### WHAT TO WORK ON
a. In the forum post on a blocking foul, what position does the Defender play in the zone defense?
b. List everyone who takes part in the play described in the forum post on a blocking foul, using the roles the post gives them.
c. Summarize the forum post on a blocking foul in two sentences.

Postby cfilion » Wed Jun 19, 2013 12:07 pm

Hey all,

One of my players brought up a situation and I thought I knew the correct interpretation of the rule but after re-reading it, I'm not 100% sure.


We are playing zone defence, Defender is a side mid. A pass is thrown from a handler on Defender's side of the field, and as he is going towards the path of the disc to attempt to defend it (not towards a player), a player from the opposite team steps into his path to block him from making a play on the disc. The disc is the caught further up-field by the intended receiver. Defender would have been in excellent position to make a defensive play on the disc, had the blocking player not intercepted his path. Nothing was called, but a casual conversation between Defender and blocking player starts and blocking player agrees that had Defender called a pick he would not have contested (Absolutely the wrong call).

My interpretation is that H.3.C.1 applies:

Blocking Fouls:

When the disc is in the air a player may not move in a manner solely to prevent an opponent from taking an unoccupied path to the disc and any resulting non-incidental contact is a foul on the blocking player which is treated like a receiving foul (XVI.H.3.b).

### DATASET ROWS
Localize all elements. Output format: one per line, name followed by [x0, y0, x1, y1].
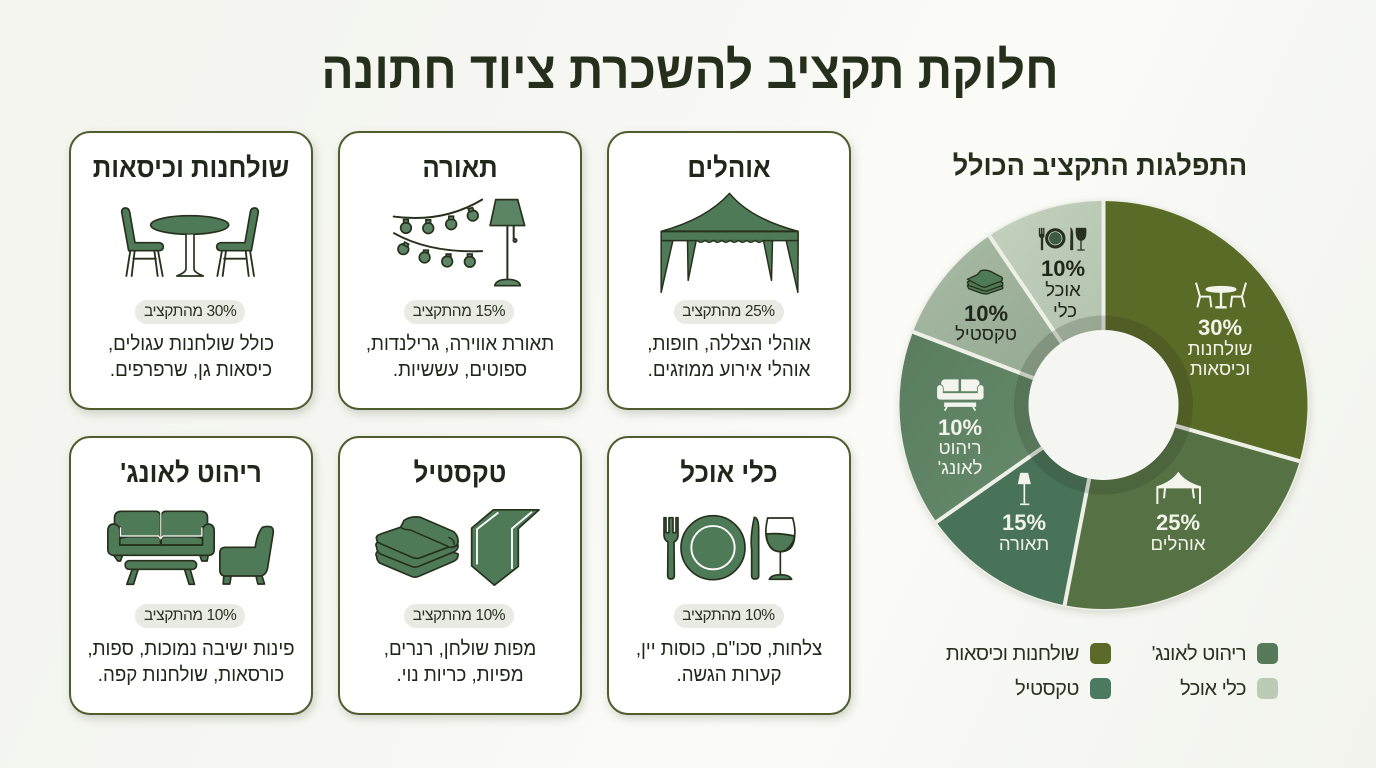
icon: folded linens mini: [967, 270, 1003, 294]
description: tents: אוהלי אירוע ממוזגים.: [648, 358, 810, 380]
heading: tents: אוהלים: [687, 152, 771, 182]
label: lounge: [938, 415, 982, 478]
label: tables and chairs: שולחנות: [1188, 338, 1252, 359]
label: lighting: 15%: [1002, 510, 1046, 535]
description: textile: מפיות, כריות נוי.: [396, 664, 523, 686]
legend swatch: textile: [1090, 678, 1111, 699]
badge: 10%: [404, 604, 514, 628]
legend label: tableware: כלי אוכל: [1180, 678, 1246, 700]
label: tents: 25%: [1156, 510, 1200, 535]
heading: lighting: תאורה: [422, 152, 497, 182]
description: lighting: [365, 332, 554, 380]
badge: 10%: [674, 604, 784, 628]
description: textile: מפות שולחן, רנרים,: [383, 638, 536, 660]
description: lighting: ספוטים, עששיות.: [392, 358, 527, 380]
description: tables and chairs: כיסאות גן, שרפרפים.: [110, 358, 272, 380]
label: tables and chairs: וכיסאות: [1190, 358, 1250, 379]
label: tableware: 10%: [1041, 256, 1085, 281]
badge: 25%: [674, 300, 784, 324]
description: lighting: תאורת אווירה, גרילנדות,: [365, 332, 554, 354]
description: tents: [647, 332, 811, 380]
description: tableware: [636, 638, 822, 686]
label: textile: טקסטיל: [955, 323, 1017, 344]
legend label: tables and chairs: שולחנות וכיסאות: [946, 643, 1079, 665]
icon: sofa mini: [937, 379, 984, 411]
description: tableware: קערות הגשה.: [677, 664, 781, 686]
panel: tableware: [607, 436, 851, 715]
label: tents: אוהלים: [1151, 533, 1206, 554]
label: lounge: 10%: [938, 415, 982, 440]
badge: 10%: 10% מהתקציב: [144, 607, 236, 624]
badge: 10%: 10% מהתקציב: [682, 607, 775, 624]
badge: 30%: [135, 300, 245, 324]
heading: lounge furniture: ריהוט לאונג': [120, 456, 262, 488]
panel: lounge furniture: [69, 436, 313, 715]
icon: tent mini: [1157, 473, 1201, 504]
label: tables and chairs: [1188, 315, 1252, 379]
label: lighting: [999, 510, 1049, 554]
label: lounge: ריהוט: [939, 437, 981, 458]
icon: table mini: [1196, 283, 1246, 307]
icon: string lights and floor lamp: [392, 198, 526, 286]
wedge: tables and chairs 30%: [1104, 201, 1307, 461]
icon: place setting: [663, 514, 796, 580]
label: tableware: [1041, 256, 1085, 321]
label: tableware: אוכל: [1045, 279, 1081, 300]
wedge: tents 25%: [1065, 426, 1300, 609]
description: lounge furniture: פינות ישיבה נמוכות, ספות,: [87, 638, 294, 660]
legend label: textile: טקסטיל: [1015, 678, 1079, 700]
wedge: textile 10%: [913, 236, 1062, 378]
badge: 15%: [404, 300, 514, 324]
donut chart: [896, 200, 1313, 616]
heading: textile: טקסטיל: [413, 456, 506, 488]
wedge: tableware 10%: [989, 201, 1104, 343]
panel: lighting: [338, 131, 582, 410]
heading: tableware: כלי אוכל: [680, 456, 778, 488]
panel: tables and chairs: [69, 131, 313, 410]
badge: 30%: 30% מהתקציב: [144, 302, 236, 320]
panel: textile: [338, 436, 582, 715]
label: tents: [1151, 510, 1206, 554]
description: tables and chairs: [108, 332, 274, 380]
legend swatch: tables and chairs: [1090, 643, 1111, 664]
icon: lamp mini: [1018, 473, 1031, 504]
label: tableware: כלי: [1053, 300, 1077, 321]
label: lighting: תאורה: [999, 533, 1049, 554]
description: tents: אוהלי הצללה, חופות,: [647, 332, 811, 354]
wedge: lighting 15%: [936, 448, 1089, 605]
panel: tents: [607, 131, 851, 410]
label: tables and chairs: 30%: [1198, 315, 1242, 340]
description: tables and chairs: כולל שולחנות עגולים,: [108, 332, 274, 354]
badge: 10%: 10% מהתקציב: [413, 607, 505, 624]
icon: tent: [660, 192, 799, 294]
legend swatch: lounge: [1257, 643, 1278, 664]
badge: 10%: [135, 604, 245, 628]
label: textile: 10%: [964, 301, 1008, 326]
icon: sofa, armchair and coffee table: [107, 510, 274, 586]
badge: 25%: 25% מהתקציב: [682, 302, 775, 320]
title: חלוקת תקציב להשכרת ציוד חתונה: [321, 42, 1059, 100]
legend swatch: tableware: [1257, 678, 1278, 699]
chart heading: התפלגות התקציב הכולל: [953, 150, 1247, 181]
label: lounge: לאונג': [938, 457, 982, 478]
description: lounge furniture: כורסאות, שולחנות קפה.: [97, 664, 284, 686]
description: textile: [383, 638, 536, 686]
legend label: lounge: ריהוט לאונג': [1152, 643, 1246, 665]
description: tableware: צלחות, סכו"ם, כוסות יין,: [636, 638, 822, 660]
wedge: lounge 10%: [899, 332, 1042, 522]
icon: folded linens and table runner: [375, 509, 540, 586]
badge: 15%: 15% מהתקציב: [413, 302, 505, 320]
heading: tables and chairs: שולחנות וכיסאות: [92, 152, 289, 182]
icon: table and chairs: [120, 207, 260, 277]
legend: [946, 643, 1278, 700]
label: textile: [955, 301, 1017, 344]
icon: place setting mini: [1039, 227, 1086, 250]
description: lounge furniture: [87, 638, 294, 686]
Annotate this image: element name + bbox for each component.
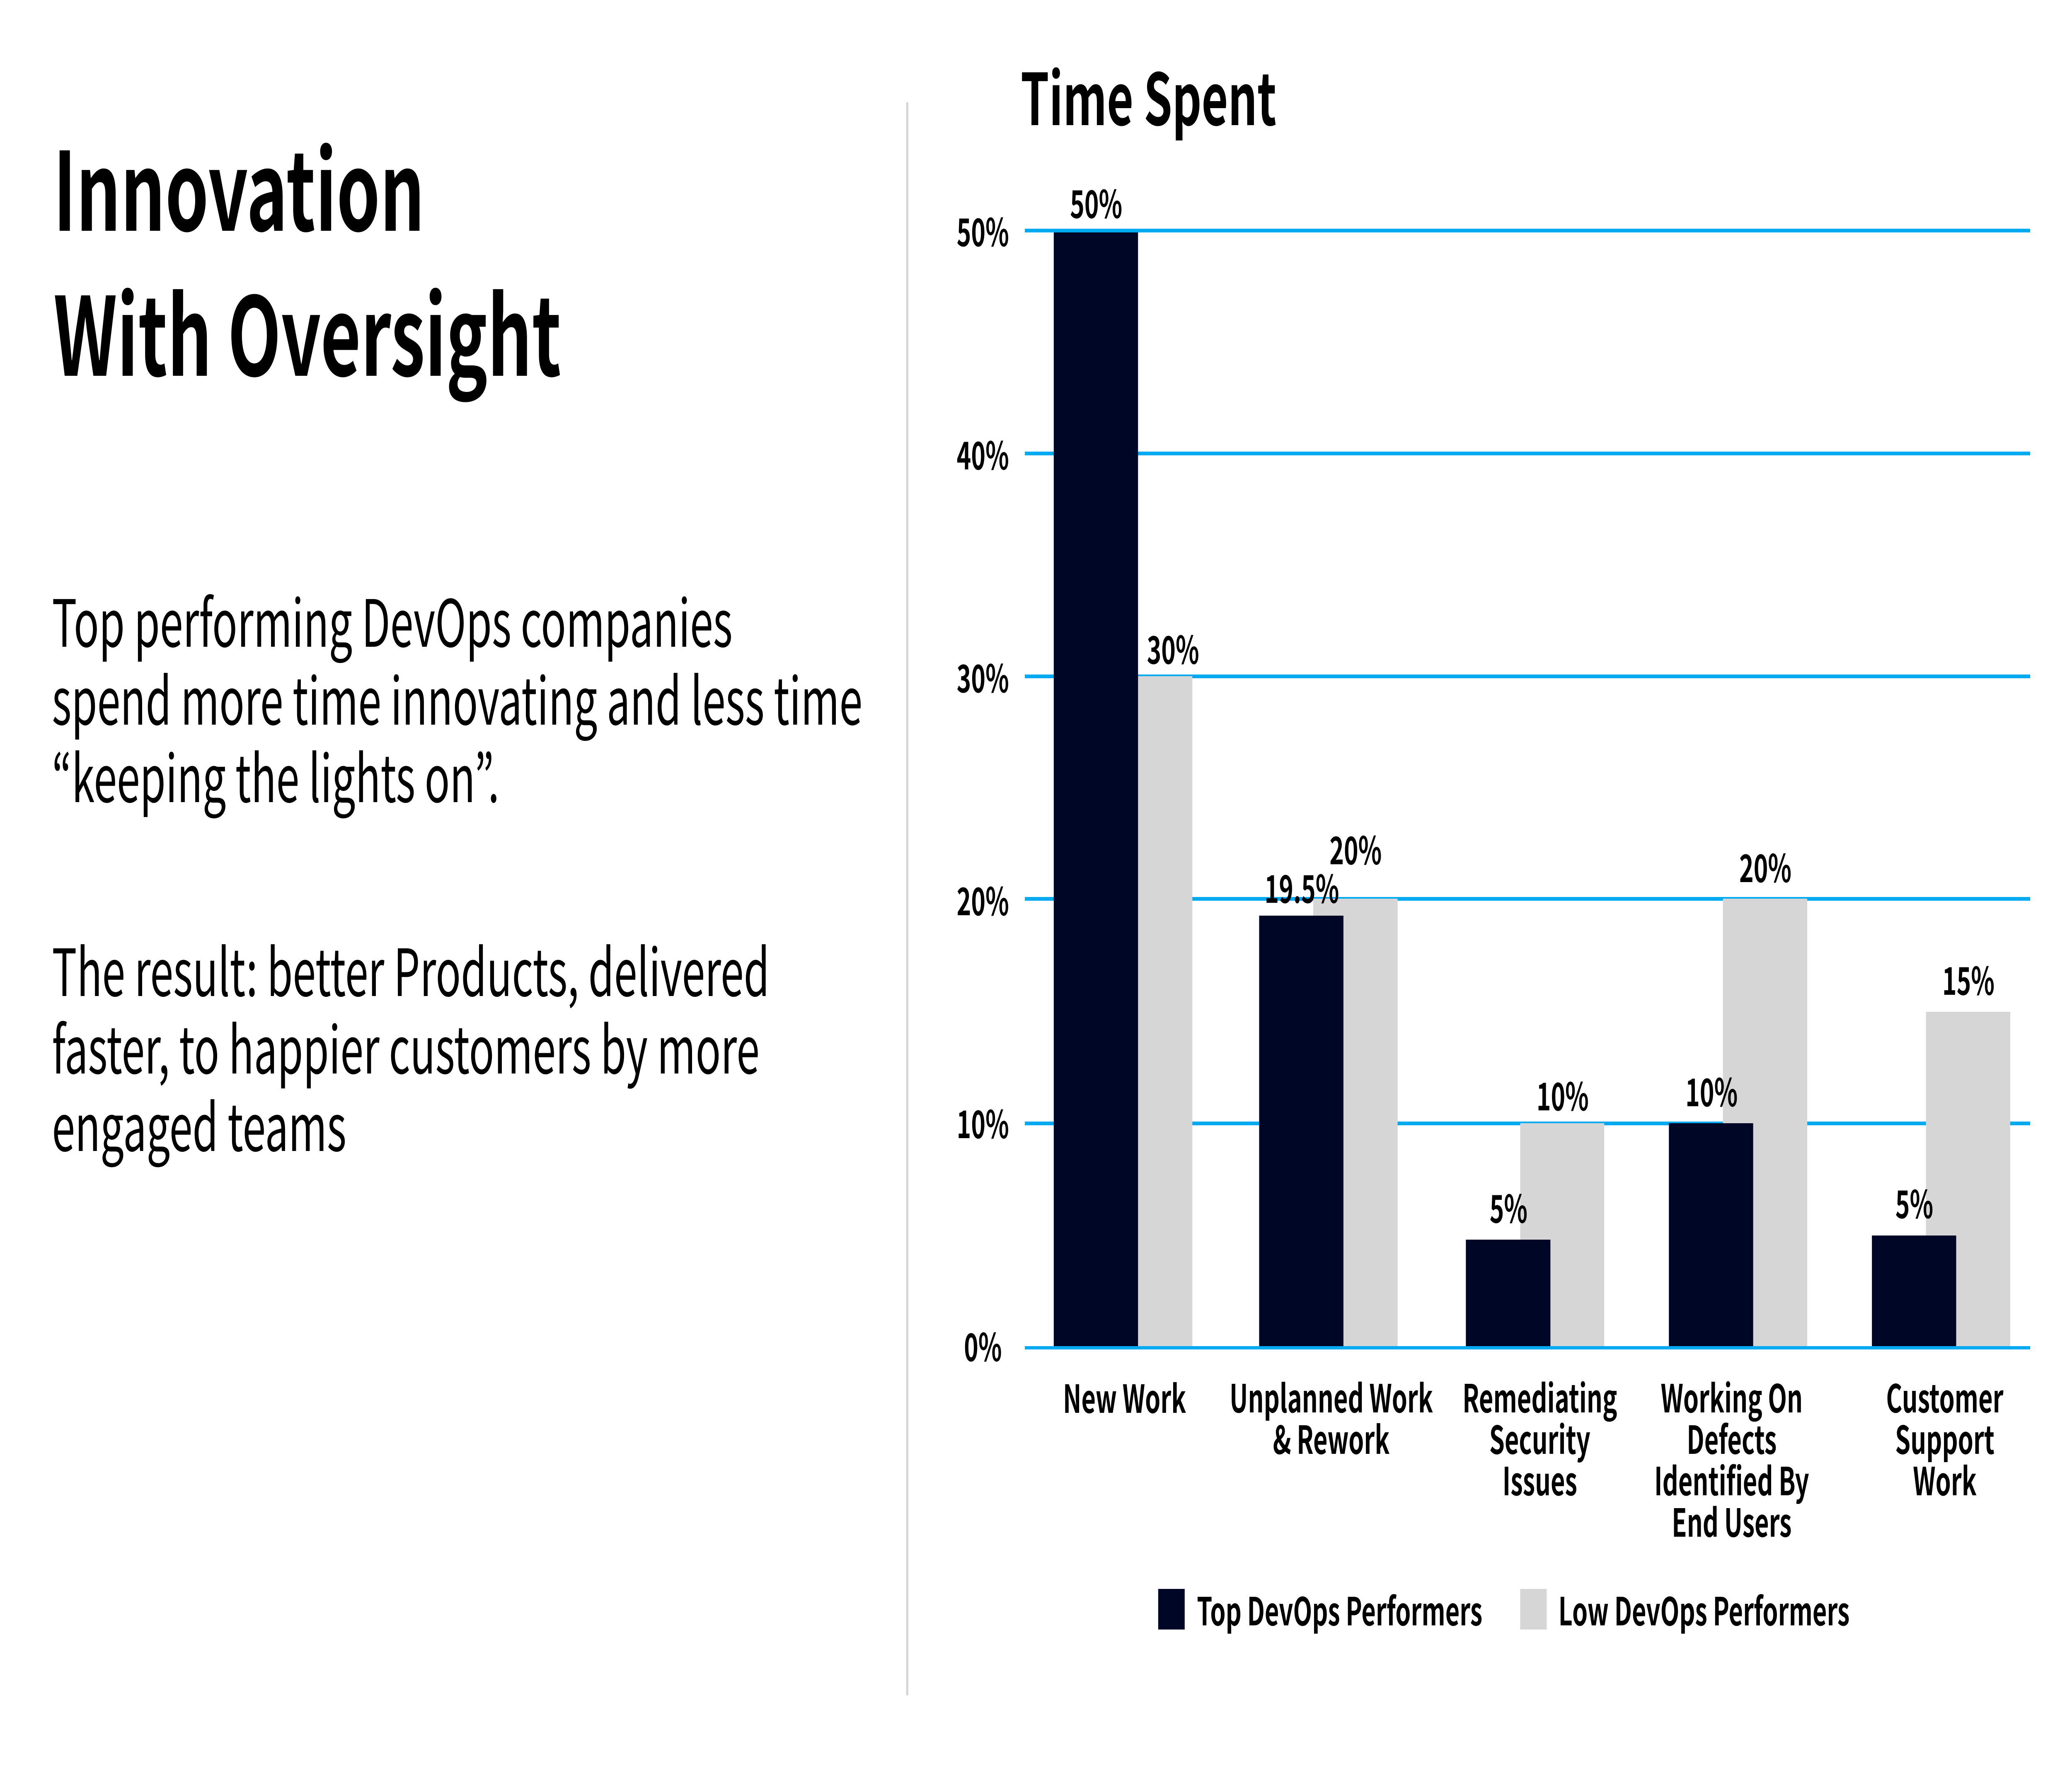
text block: intro paragraph xyxy=(52,571,862,821)
group: Unplanned Work and Rework: 19.5% xyxy=(1265,859,1339,914)
group: Remediating Security Issues: 5% xyxy=(1490,1179,1527,1234)
text block: result paragraph: faster, to happier customers by more xyxy=(52,998,760,1092)
y axis labels xyxy=(957,202,1009,1372)
text block: result paragraph: engaged teams xyxy=(52,1076,346,1170)
text block: result paragraph: The result: better Products, delivered xyxy=(52,921,770,1015)
group: Remediating Security Issues xyxy=(1462,1066,1617,1506)
group: New Work: 50% xyxy=(1070,174,1122,229)
group: Unplanned Work and Rework: & Rework xyxy=(1273,1410,1389,1465)
title xyxy=(53,105,561,407)
group: Remediating Security Issues: 10% xyxy=(1537,1066,1589,1122)
group: Working On Defects Identified By End Users: Working On xyxy=(1661,1368,1803,1424)
bar chart xyxy=(957,174,2030,1548)
title: Innovation xyxy=(53,105,424,262)
title: With Oversight xyxy=(53,250,561,407)
legend: Low DevOps Performers xyxy=(1559,1581,1849,1637)
group: Unplanned Work and Rework: Unplanned Work xyxy=(1230,1368,1433,1424)
group: Remediating Security Issues: Remediating xyxy=(1462,1368,1617,1424)
y axis labels: 50% xyxy=(957,202,1009,257)
group: Working On Defects Identified By End Users: Defects xyxy=(1687,1410,1777,1465)
y axis labels: 0% xyxy=(964,1317,1002,1372)
chart heading: Time Spent xyxy=(1021,43,1276,146)
group: New Work: New Work xyxy=(1063,1368,1186,1424)
group: Remediating Security Issues: Issues xyxy=(1503,1451,1577,1506)
text block: result paragraph xyxy=(52,921,770,1170)
text block: intro paragraph: spend more time innovating and less time xyxy=(52,649,862,743)
group: Working On Defects Identified By End Users xyxy=(1654,838,1809,1548)
group: Unplanned Work and Rework xyxy=(1230,820,1433,1465)
group: Working On Defects Identified By End Users: 10% xyxy=(1685,1062,1738,1117)
group: Working On Defects Identified By End Users: Identified By xyxy=(1654,1451,1809,1506)
group: Customer Support Work: Work xyxy=(1913,1451,1977,1506)
legend xyxy=(1158,1581,1849,1637)
group: New Work xyxy=(1054,174,1199,1424)
group: Working On Defects Identified By End Users: End Users xyxy=(1672,1492,1792,1548)
y axis labels: 10% xyxy=(957,1094,1009,1149)
text block: intro paragraph: Top performing DevOps companies xyxy=(52,571,733,665)
group: Remediating Security Issues: Security xyxy=(1489,1410,1590,1465)
group: Customer Support Work: 15% xyxy=(1942,951,1995,1006)
group: Working On Defects Identified By End Users: 20% xyxy=(1739,838,1791,893)
group: Customer Support Work: 5% xyxy=(1895,1174,1933,1229)
y axis labels: 40% xyxy=(957,426,1009,481)
group: Customer Support Work: Customer xyxy=(1886,1368,2004,1424)
group: New Work: 30% xyxy=(1147,620,1199,675)
group: Customer Support Work: Support xyxy=(1895,1410,1995,1465)
group: Unplanned Work and Rework: 20% xyxy=(1329,820,1382,875)
y axis labels: 30% xyxy=(957,648,1009,704)
group: Customer Support Work xyxy=(1872,951,2010,1506)
text block: intro paragraph: “keeping the lights on”. xyxy=(52,727,499,821)
legend: Top DevOps Performers xyxy=(1197,1581,1482,1637)
y axis labels: 20% xyxy=(957,871,1009,926)
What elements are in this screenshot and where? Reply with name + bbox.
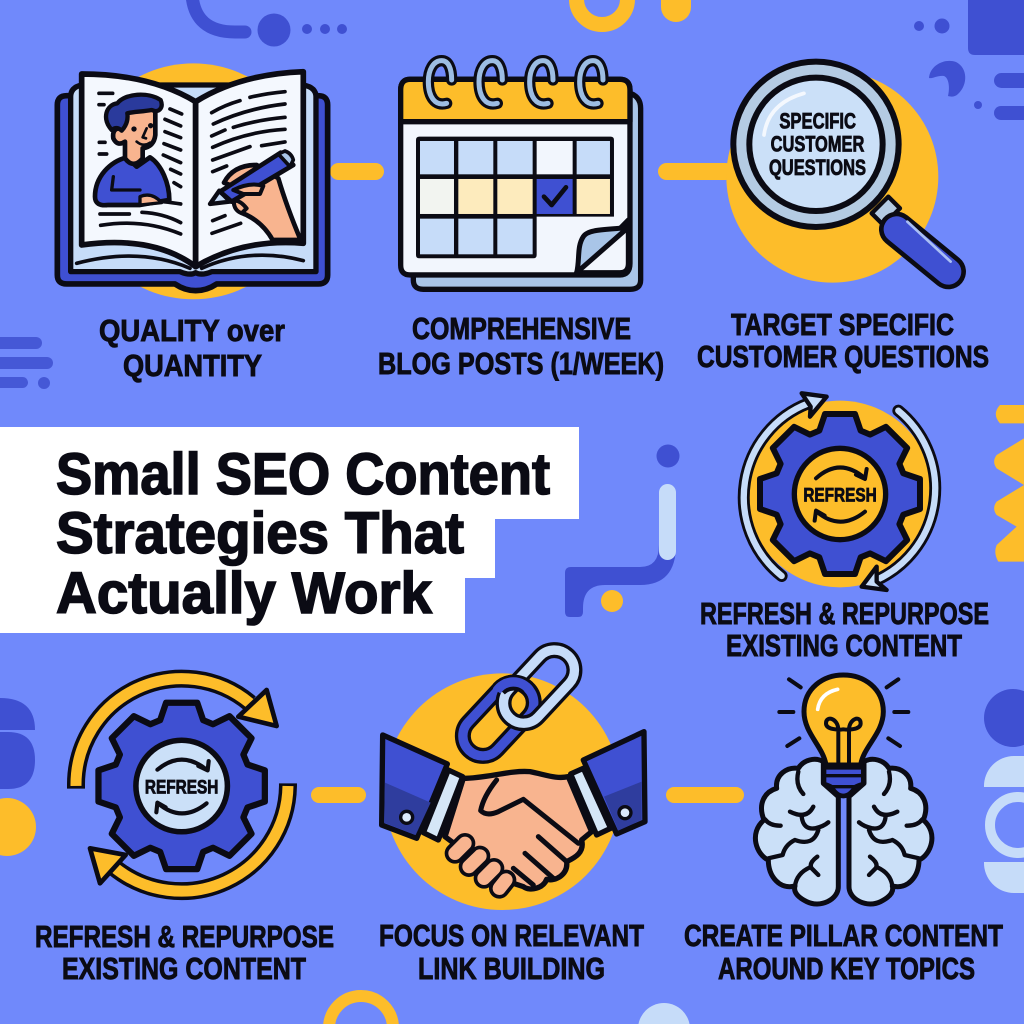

### TASK-BY-TASK SOLUTIONS
a. A side mid.

b.
- Defender (a side mid)
- The handler who throws the pass
- The blocking player from the opposite team
- The intended receiver who catches the disc

c. The poster describes a zone-defense play in which an opposing player stepped into a side mid's path to the disc, keeping him from making a play as the pass was caught further up-field. No foul was called, though the blocking player later agreed he would not have contested a pick call, and the poster believes rule H.3.C.1 on blocking fouls applies.